● **Exercise prompt**
Word for word, restate every line of the material.

-----

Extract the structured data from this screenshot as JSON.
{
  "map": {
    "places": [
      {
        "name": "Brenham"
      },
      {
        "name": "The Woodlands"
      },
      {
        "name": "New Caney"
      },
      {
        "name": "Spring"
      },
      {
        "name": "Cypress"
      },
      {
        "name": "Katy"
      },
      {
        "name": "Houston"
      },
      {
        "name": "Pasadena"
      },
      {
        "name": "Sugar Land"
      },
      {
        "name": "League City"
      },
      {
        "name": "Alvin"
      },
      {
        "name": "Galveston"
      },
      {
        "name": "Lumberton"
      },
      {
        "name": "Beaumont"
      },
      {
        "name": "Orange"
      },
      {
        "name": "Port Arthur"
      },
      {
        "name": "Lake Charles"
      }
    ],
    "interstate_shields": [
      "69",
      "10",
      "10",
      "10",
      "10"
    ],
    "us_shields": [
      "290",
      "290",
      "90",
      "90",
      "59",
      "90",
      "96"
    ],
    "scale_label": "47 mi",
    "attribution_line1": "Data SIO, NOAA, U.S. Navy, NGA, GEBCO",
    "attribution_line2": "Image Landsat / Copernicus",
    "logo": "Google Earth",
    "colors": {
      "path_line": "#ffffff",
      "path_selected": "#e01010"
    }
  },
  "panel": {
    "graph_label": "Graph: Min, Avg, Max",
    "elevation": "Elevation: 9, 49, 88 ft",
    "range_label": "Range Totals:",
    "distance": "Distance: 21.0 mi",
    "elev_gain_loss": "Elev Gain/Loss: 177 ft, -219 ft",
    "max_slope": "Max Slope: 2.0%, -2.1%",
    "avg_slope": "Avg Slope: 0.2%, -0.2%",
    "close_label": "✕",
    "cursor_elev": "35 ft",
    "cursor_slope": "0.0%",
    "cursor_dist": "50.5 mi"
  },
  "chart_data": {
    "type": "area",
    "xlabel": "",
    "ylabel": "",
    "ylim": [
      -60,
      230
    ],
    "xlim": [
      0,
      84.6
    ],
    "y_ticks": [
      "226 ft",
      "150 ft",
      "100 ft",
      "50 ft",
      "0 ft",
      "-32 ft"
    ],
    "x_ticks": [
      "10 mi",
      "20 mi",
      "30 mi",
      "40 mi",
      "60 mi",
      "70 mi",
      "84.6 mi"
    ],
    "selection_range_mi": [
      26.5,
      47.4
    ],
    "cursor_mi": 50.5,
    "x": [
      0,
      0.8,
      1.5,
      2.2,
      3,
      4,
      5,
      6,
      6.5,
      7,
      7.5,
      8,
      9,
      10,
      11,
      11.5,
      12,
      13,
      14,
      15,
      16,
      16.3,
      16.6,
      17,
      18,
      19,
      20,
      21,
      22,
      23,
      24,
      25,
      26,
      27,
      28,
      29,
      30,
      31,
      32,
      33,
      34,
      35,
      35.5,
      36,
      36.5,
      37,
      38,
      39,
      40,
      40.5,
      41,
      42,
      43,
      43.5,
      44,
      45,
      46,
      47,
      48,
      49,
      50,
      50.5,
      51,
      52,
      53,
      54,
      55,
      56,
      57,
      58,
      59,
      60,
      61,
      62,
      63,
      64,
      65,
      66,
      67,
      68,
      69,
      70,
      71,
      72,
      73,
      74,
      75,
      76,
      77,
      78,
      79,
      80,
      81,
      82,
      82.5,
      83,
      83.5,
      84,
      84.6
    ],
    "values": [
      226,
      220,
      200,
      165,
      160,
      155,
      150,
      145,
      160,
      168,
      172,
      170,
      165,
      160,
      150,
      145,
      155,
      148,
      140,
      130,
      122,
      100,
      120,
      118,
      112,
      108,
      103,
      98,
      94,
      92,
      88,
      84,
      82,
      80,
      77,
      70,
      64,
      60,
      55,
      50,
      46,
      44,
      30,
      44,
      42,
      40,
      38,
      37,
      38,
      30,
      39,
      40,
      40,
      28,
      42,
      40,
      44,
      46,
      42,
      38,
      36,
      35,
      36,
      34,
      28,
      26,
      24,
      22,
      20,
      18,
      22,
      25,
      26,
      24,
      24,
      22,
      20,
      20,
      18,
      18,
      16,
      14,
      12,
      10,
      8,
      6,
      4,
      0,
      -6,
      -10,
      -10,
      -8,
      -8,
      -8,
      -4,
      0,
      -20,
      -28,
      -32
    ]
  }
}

-----

● **Complete output**
Extract the structured data from this screenshot as JSON.
{
  "map": {
    "places": [
      {
        "name": "Brenham"
      },
      {
        "name": "The Woodlands"
      },
      {
        "name": "New Caney"
      },
      {
        "name": "Spring"
      },
      {
        "name": "Cypress"
      },
      {
        "name": "Katy"
      },
      {
        "name": "Houston"
      },
      {
        "name": "Pasadena"
      },
      {
        "name": "Sugar Land"
      },
      {
        "name": "League City"
      },
      {
        "name": "Alvin"
      },
      {
        "name": "Galveston"
      },
      {
        "name": "Lumberton"
      },
      {
        "name": "Beaumont"
      },
      {
        "name": "Orange"
      },
      {
        "name": "Port Arthur"
      },
      {
        "name": "Lake Charles"
      }
    ],
    "interstate_shields": [
      "69",
      "10",
      "10",
      "10",
      "10"
    ],
    "us_shields": [
      "290",
      "290",
      "90",
      "90",
      "59",
      "90",
      "96"
    ],
    "scale_label": "47 mi",
    "attribution_line1": "Data SIO, NOAA, U.S. Navy, NGA, GEBCO",
    "attribution_line2": "Image Landsat / Copernicus",
    "logo": "Google Earth",
    "colors": {
      "path_line": "#ffffff",
      "path_selected": "#e01010"
    }
  },
  "panel": {
    "graph_label": "Graph: Min, Avg, Max",
    "elevation": "Elevation: 9, 49, 88 ft",
    "range_label": "Range Totals:",
    "distance": "Distance: 21.0 mi",
    "elev_gain_loss": "Elev Gain/Loss: 177 ft, -219 ft",
    "max_slope": "Max Slope: 2.0%, -2.1%",
    "avg_slope": "Avg Slope: 0.2%, -0.2%",
    "close_label": "✕",
    "cursor_elev": "35 ft",
    "cursor_slope": "0.0%",
    "cursor_dist": "50.5 mi"
  },
  "chart_data": {
    "type": "area",
    "xlabel": "",
    "ylabel": "",
    "ylim": [
      -60,
      230
    ],
    "xlim": [
      0,
      84.6
    ],
    "y_ticks": [
      "226 ft",
      "150 ft",
      "100 ft",
      "50 ft",
      "0 ft",
      "-32 ft"
    ],
    "x_ticks": [
      "10 mi",
      "20 mi",
      "30 mi",
      "40 mi",
      "60 mi",
      "70 mi",
      "84.6 mi"
    ],
    "selection_range_mi": [
      26.5,
      47.4
    ],
    "cursor_mi": 50.5,
    "x": [
      0,
      0.8,
      1.5,
      2.2,
      3,
      4,
      5,
      6,
      6.5,
      7,
      7.5,
      8,
      9,
      10,
      11,
      11.5,
      12,
      13,
      14,
      15,
      16,
      16.3,
      16.6,
      17,
      18,
      19,
      20,
      21,
      22,
      23,
      24,
      25,
      26,
      27,
      28,
      29,
      30,
      31,
      32,
      33,
      34,
      35,
      35.5,
      36,
      36.5,
      37,
      38,
      39,
      40,
      40.5,
      41,
      42,
      43,
      43.5,
      44,
      45,
      46,
      47,
      48,
      49,
      50,
      50.5,
      51,
      52,
      53,
      54,
      55,
      56,
      57,
      58,
      59,
      60,
      61,
      62,
      63,
      64,
      65,
      66,
      67,
      68,
      69,
      70,
      71,
      72,
      73,
      74,
      75,
      76,
      77,
      78,
      79,
      80,
      81,
      82,
      82.5,
      83,
      83.5,
      84,
      84.6
    ],
    "values": [
      226,
      220,
      200,
      165,
      160,
      155,
      150,
      145,
      160,
      168,
      172,
      170,
      165,
      160,
      150,
      145,
      155,
      148,
      140,
      130,
      122,
      100,
      120,
      118,
      112,
      108,
      103,
      98,
      94,
      92,
      88,
      84,
      82,
      80,
      77,
      70,
      64,
      60,
      55,
      50,
      46,
      44,
      30,
      44,
      42,
      40,
      38,
      37,
      38,
      30,
      39,
      40,
      40,
      28,
      42,
      40,
      44,
      46,
      42,
      38,
      36,
      35,
      36,
      34,
      28,
      26,
      24,
      22,
      20,
      18,
      22,
      25,
      26,
      24,
      24,
      22,
      20,
      20,
      18,
      18,
      16,
      14,
      12,
      10,
      8,
      6,
      4,
      0,
      -6,
      -10,
      -10,
      -8,
      -8,
      -8,
      -4,
      0,
      -20,
      -28,
      -32
    ]
  }
}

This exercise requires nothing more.